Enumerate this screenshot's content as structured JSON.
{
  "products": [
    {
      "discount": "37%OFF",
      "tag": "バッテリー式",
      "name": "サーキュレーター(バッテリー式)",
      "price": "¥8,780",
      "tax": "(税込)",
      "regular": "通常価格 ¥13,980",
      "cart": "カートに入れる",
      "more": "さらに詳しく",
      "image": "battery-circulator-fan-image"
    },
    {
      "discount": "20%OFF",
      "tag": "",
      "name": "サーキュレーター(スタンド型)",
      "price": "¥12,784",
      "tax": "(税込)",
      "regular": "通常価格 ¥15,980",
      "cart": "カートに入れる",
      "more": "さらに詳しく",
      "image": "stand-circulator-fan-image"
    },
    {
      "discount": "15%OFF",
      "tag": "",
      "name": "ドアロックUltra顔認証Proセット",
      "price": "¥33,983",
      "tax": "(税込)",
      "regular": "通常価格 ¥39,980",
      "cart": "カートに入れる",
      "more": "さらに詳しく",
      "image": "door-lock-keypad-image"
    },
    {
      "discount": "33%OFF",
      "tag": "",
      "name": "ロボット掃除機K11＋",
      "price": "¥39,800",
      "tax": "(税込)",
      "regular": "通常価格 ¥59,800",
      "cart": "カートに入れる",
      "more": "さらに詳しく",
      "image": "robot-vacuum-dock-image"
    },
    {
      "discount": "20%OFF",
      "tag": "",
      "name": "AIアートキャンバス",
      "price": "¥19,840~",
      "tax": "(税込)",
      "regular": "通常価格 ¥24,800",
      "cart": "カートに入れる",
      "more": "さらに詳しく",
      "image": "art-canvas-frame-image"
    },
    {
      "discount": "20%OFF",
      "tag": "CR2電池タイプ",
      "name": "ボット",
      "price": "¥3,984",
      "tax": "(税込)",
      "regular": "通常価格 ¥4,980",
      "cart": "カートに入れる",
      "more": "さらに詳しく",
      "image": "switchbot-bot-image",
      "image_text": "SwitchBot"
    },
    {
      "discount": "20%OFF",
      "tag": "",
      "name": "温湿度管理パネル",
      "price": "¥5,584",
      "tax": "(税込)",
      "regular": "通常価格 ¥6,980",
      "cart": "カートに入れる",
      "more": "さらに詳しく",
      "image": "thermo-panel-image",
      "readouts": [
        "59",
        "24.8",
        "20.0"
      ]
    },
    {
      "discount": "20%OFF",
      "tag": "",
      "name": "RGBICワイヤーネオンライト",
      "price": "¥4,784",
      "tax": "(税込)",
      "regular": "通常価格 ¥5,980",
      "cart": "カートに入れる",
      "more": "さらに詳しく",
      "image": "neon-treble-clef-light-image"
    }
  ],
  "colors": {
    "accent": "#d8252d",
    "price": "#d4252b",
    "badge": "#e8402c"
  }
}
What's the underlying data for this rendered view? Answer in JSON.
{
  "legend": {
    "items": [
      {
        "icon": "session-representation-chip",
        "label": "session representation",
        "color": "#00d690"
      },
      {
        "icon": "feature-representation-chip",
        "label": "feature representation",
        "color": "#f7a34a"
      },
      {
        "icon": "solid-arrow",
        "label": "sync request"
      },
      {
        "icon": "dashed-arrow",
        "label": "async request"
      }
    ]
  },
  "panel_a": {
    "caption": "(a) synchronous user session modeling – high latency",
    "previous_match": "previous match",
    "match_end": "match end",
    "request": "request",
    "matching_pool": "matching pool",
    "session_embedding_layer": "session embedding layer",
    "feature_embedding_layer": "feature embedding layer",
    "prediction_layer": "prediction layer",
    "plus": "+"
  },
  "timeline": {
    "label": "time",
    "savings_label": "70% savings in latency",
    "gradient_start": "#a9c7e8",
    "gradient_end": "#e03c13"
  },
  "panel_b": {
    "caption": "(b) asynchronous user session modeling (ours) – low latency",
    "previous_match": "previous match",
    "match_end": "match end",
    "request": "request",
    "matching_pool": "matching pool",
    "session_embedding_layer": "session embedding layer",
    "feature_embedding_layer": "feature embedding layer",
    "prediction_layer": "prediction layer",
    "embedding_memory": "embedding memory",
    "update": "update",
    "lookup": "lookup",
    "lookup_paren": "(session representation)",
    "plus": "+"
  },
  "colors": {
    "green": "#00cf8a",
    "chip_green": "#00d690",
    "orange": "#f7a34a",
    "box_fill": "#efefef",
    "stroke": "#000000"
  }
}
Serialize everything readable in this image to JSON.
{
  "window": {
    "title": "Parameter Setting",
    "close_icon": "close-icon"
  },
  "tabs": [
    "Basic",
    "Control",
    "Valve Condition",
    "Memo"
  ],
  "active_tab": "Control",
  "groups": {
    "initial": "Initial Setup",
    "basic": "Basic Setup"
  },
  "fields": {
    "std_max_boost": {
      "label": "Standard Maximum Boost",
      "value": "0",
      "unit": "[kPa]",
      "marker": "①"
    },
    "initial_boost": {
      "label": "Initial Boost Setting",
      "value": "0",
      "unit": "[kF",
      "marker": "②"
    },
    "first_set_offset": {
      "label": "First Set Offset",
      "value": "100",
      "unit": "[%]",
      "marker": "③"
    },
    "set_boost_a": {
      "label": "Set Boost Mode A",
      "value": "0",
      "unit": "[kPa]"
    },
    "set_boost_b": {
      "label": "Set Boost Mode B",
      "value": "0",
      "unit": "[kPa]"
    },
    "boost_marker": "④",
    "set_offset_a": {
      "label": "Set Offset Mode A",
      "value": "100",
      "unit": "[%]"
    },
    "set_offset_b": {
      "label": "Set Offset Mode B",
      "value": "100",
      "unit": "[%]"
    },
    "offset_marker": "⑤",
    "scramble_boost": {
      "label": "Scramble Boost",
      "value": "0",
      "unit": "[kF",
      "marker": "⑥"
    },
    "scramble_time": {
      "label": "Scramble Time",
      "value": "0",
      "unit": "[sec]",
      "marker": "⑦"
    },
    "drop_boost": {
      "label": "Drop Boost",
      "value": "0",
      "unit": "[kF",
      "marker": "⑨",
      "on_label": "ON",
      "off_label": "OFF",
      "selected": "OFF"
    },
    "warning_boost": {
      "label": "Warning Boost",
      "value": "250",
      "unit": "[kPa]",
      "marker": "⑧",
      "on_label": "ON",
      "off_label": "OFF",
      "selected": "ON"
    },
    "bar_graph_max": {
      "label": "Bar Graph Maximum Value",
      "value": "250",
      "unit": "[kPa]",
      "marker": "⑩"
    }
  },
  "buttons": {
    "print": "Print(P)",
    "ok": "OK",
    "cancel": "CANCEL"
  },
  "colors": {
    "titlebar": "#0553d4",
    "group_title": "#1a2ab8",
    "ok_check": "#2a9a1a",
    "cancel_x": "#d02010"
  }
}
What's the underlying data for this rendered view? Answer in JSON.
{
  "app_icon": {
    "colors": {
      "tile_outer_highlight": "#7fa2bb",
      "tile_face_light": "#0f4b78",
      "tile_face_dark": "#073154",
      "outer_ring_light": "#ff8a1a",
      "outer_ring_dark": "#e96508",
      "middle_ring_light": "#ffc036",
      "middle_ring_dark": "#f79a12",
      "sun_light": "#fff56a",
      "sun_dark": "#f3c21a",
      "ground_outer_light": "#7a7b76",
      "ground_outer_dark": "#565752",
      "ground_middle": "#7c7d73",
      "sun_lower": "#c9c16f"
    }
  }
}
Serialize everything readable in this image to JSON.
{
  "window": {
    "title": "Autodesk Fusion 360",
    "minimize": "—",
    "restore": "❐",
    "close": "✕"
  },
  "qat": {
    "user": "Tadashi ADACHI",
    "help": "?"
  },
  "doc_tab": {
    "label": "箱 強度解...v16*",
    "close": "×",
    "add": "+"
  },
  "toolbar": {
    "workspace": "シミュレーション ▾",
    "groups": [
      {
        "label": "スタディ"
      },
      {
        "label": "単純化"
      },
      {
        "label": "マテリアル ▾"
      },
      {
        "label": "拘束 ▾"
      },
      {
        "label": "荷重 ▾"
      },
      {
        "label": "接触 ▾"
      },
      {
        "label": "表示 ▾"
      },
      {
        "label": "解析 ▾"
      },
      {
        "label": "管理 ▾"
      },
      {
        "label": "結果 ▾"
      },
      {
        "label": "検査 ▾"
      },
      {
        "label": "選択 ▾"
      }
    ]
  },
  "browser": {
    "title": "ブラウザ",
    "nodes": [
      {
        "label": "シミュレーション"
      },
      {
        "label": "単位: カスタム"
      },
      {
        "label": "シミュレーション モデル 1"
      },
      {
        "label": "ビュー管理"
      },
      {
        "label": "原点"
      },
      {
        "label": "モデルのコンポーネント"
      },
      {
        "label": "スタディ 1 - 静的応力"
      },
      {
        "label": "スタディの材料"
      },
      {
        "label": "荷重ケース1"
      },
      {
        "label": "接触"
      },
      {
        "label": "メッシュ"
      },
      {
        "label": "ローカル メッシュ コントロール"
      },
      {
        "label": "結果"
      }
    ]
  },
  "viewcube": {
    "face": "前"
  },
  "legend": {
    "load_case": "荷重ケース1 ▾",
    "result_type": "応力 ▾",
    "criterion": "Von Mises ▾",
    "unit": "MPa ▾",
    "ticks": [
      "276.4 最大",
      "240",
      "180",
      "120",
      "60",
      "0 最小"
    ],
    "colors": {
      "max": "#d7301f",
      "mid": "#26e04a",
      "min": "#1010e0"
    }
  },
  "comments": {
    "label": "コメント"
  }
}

_____

§ WHAT THE EXERCISE ASKS
Pick every line with "通常価格" in it and copy it.

§ OUTPUT OF THE EXERCISE
      "regular": "通常価格 ¥13,980",
      "regular": "通常価格 ¥15,980",
      "regular": "通常価格 ¥39,980",
      "regular": "通常価格 ¥59,800",
      "regular": "通常価格 ¥24,800",
      "regular": "通常価格 ¥4,980",
      "regular": "通常価格 ¥6,980",
      "regular": "通常価格 ¥5,980",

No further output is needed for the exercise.